**Passage given**
----------
In this post, we’re carrying on from Part 1 where we cover eCommerce website SEO tips in a step-by-step checklist guide. To read the first part of OMG’s blog – see our SEO Checklist Guide for eCommerce websites here.
…continued from Part 1
- Technical SEO
It’s possible that you’ve heard that so-called ‘infinite scrolling’ provides a better user experience. That’s true in a number of ways. Google even switched its preferences to infinite scrolling for mobile search results, so you’d imagine it was a done deal. However, infinite scrolling can also negatively affect SEO for both desktop and mobile usability.
But what is best practice for small business eCommerce SEO? In a recent study by the Baymard Institute in the US, they showed the results for pagination vs. the ‘load more’ button vs. infinite scrolling. This seems to be more about SEO (pagination) vs. a UX designer (infinite scrolling).
Pagination allows websites to divide content into smaller sections.
By adding pagination ‘rel=next and rel=prev’ tags to specify which pages are part of a series, you’re assisting the search engines in understanding the relationship between those pages.
The ‘load more’ button enables the user to scroll through the product list without having to click to the next page. The load time is much faster and it creates a better user experience.
While very few online stores currently use the ‘load more’ button, this is sure to grow when you realise how appealing it is when growing your product list.
Infinite scrolling can delay the user from reaching your website footer. The user can see the footer briefly, but shortly after the next round of results is shown. There can be an issue with this because your footer links help direct users to your top navigation pages or feature a ‘Back To Top’ link to save them scrolling all the way back up manually.
Which is best overall?
The ‘load more’ button coupled with pagination appears to be a happy medium for both user experience and SEO. However, this means setting a limit that the ‘load more’ button will display. Somewhere between 50-75 products per search on the desktop is recommended. On mobile, probably stick to 30-50 products per search.
Working out how best to canonicalise your eCommerce site is one of those boring elements of maintaining a website that nobody tells you about (or you can get your SEO Pro to do it for you). Naturally, you can publish a new product any time you like, but trying to stay on top of your canonicalisation every day can get overwhelming.
----------
**Data lines**

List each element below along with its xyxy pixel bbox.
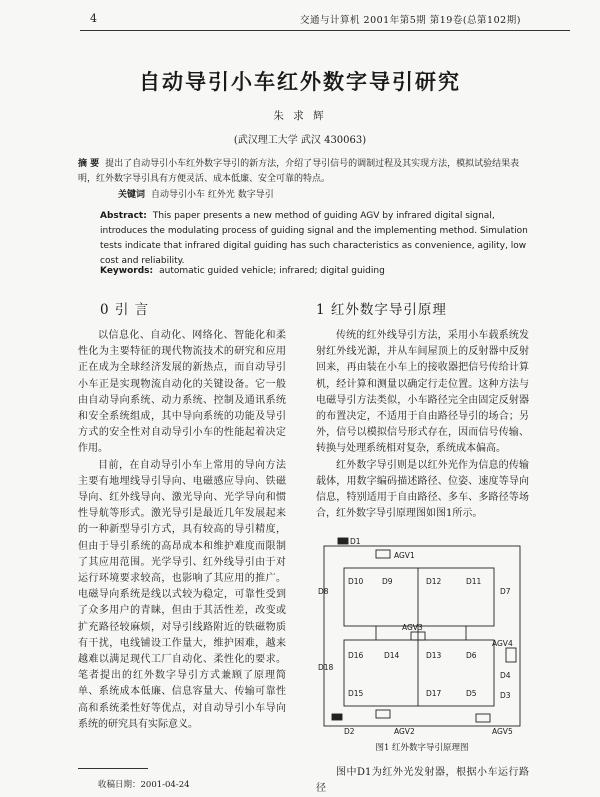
keywords-chinese-label: 关键词 [118, 190, 146, 200]
abstract-english [100, 209, 538, 269]
diagram-label: D18 [318, 663, 334, 672]
journal-running-header: 交通与计算机 2001年第5期 第19卷(总第102期) [300, 15, 521, 26]
keywords-chinese [118, 187, 274, 200]
diagram-label: D11 [466, 577, 482, 586]
diagram-label: D16 [348, 651, 364, 660]
diagram-label: D3 [500, 691, 511, 700]
figure-caption: 图1 红外数字导引原理图 [375, 743, 469, 753]
section-0-body [78, 328, 286, 733]
abstract-chinese [78, 157, 522, 187]
paper-title: 自动导引小车红外数字导引研究 [139, 70, 461, 94]
diagram-label: D8 [318, 587, 329, 596]
footnote-rule [78, 768, 148, 769]
diagram-label: AGV2 [394, 727, 415, 736]
diagram-label: AGV3 [402, 623, 423, 632]
abstract-english-text: This paper presents a new method of guiding AGV by infrared digital signal, introduces the modulating process of guiding signal and the implementing method. Simulation tests indicate that infrared digital guiding has such characteristics as convenience, agility, low cost and reliability. [100, 211, 528, 266]
keywords-english-text: automatic guided vehicle; infrared; digital guiding [159, 266, 385, 276]
diagram-outer-track [324, 546, 520, 726]
header-rule [80, 30, 570, 31]
section-1-heading: 1 红外数字导引原理 [316, 302, 447, 318]
diagram-label: D6 [466, 651, 477, 660]
diagram-label: AGV4 [492, 639, 513, 648]
diagram-label: AGV1 [394, 551, 415, 560]
received-date-footnote: 收稿日期：2001-04-24 [98, 780, 190, 790]
keywords-english-label: Keywords: [100, 266, 154, 276]
abstract-chinese-text: 提出了自动导引小车红外数字导引的新方法，介绍了导引信号的调制过程及其实现方法，模拟试验结果表明，红外数字导引具有方便灵活、成本低廉、安全可靠的特点。 [78, 159, 520, 184]
section-0-paragraph: 以信息化、自动化、网络化、智能化和柔性化为主要特征的现代物流技术的研究和应用正在成为全球经济发展的新热点，而自动导引小车正是实现物流自动化的关键设备。它一般由自动导向系统、动力系统、控制及通讯系统和安全系统组成，其中导向系统的功能及导引方式的安全性对自动导引小车的性能起着决定作用。 [78, 330, 286, 455]
affiliation: (武汉理工大学 武汉 430063) [233, 135, 367, 146]
section-1-paragraph: 传统的红外线导引方法，采用小车载系统发射红外线光源，并从车间屋顶上的反射器中反射回来，再由装在小车上的接收器把信号传给计算机，经计算和测量以确定行走位置。这种方法与电磁导引方法类似，小车路径完全由固定反射器的布置决定，不适用于自由路径导引的场合；另外，信号以模拟信号形式存在，因而信号传输、转换与处理系统相对复杂，系统成本偏高。 [316, 330, 529, 455]
diagram-label: D2 [344, 727, 355, 736]
diagram-label: D7 [500, 587, 511, 596]
emitter-d1 [338, 538, 348, 544]
abstract-english-label: Abstract: [100, 211, 147, 221]
section-0-heading: 0 引 言 [100, 302, 150, 318]
section-0-paragraph: 目前，在自动导引小车上常用的导向方法主要有地埋线导引导向、电磁感应导向、铁磁导向、红外线导向、激光导向、光学导向和惯性导航等形式。激光导引是最近几年发展起来的一种新型导引方式，具有较高的导引精度，但由于导引系统的高昂成本和维护难度而限制了其应用范围。光学导引、红外线导引由于对运行环境要求较高，也影响了其应用的推广。电磁导向系统是线以式较为稳定，可靠性受到了众多用户的青睐，但由于其活性差，改变或扩充路径较麻烦，对导引线路附近的铁磁物质有干扰，电线铺设工作量大，维护困难，越来越难以满足现代工厂自动化、柔性化的要求。笔者提出的红外数字导引方式兼顾了原理简单、系统成本低廉、信息容量大、传输可靠性高和系统柔性好等优点，对自动导引小车导向系统的研究具有实际意义。 [78, 459, 286, 730]
section-1-body [316, 328, 529, 522]
agv1-vehicle [376, 550, 390, 558]
diagram-label: D4 [500, 671, 511, 680]
diagram-label: AGV5 [492, 727, 513, 736]
diagram-label: D1 [350, 537, 361, 546]
diagram-label: D9 [382, 577, 393, 586]
keywords-chinese-text: 自动导引小车 红外光 数字导引 [151, 190, 274, 200]
keywords-english [100, 266, 385, 276]
section-1-continuation [316, 765, 529, 797]
diagram-label: D12 [426, 577, 442, 586]
author: 朱 求 辉 [273, 110, 327, 122]
page-number: 4 [90, 12, 97, 25]
diagram-label: D17 [426, 689, 442, 698]
agv5-vehicle [476, 714, 490, 722]
diagram-label: D5 [466, 689, 477, 698]
abstract-chinese-label: 摘 要 [78, 159, 100, 169]
agv2-vehicle [376, 710, 390, 718]
diagram-label: D14 [384, 651, 400, 660]
diagram-label: D13 [426, 651, 442, 660]
section-1-paragraph: 图中D1为红外光发射器，根据小车运行路径 [316, 767, 529, 795]
section-1-paragraph: 红外数字导引则是以红外光作为信息的传输载体，用数字编码描述路径、位姿、速度等导向信息，特别适用于自由路径、多车、多路径等场合，红外数字导引原理图如图1所示。 [316, 459, 529, 520]
guidance-principle-diagram [316, 528, 528, 738]
diagram-label: D15 [348, 689, 364, 698]
diagram-label: D10 [348, 577, 364, 586]
emitter-d2 [332, 714, 342, 720]
agv4-vehicle [506, 648, 516, 662]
----------
**Written problem**
Decide whether each statement agrees with the eCommerce SEO post, answering yes or no and quoting the deciding words from the post. 1. Google changed its preference to infinite scrolling for mobile search results. 2. Most online stores currently use the 'load more' button. 3. On mobile, the post suggests showing 50-75 products per search. Rely only on the eCommerce SEO post for what comes next.

**The result**
1. Yes: "Google even switched its preferences to infinite scrolling for mobile search results"
2. No: "very few online stores currently use the ‘load more’ button"
3. No: "On mobile, probably stick to 30-50 products per search."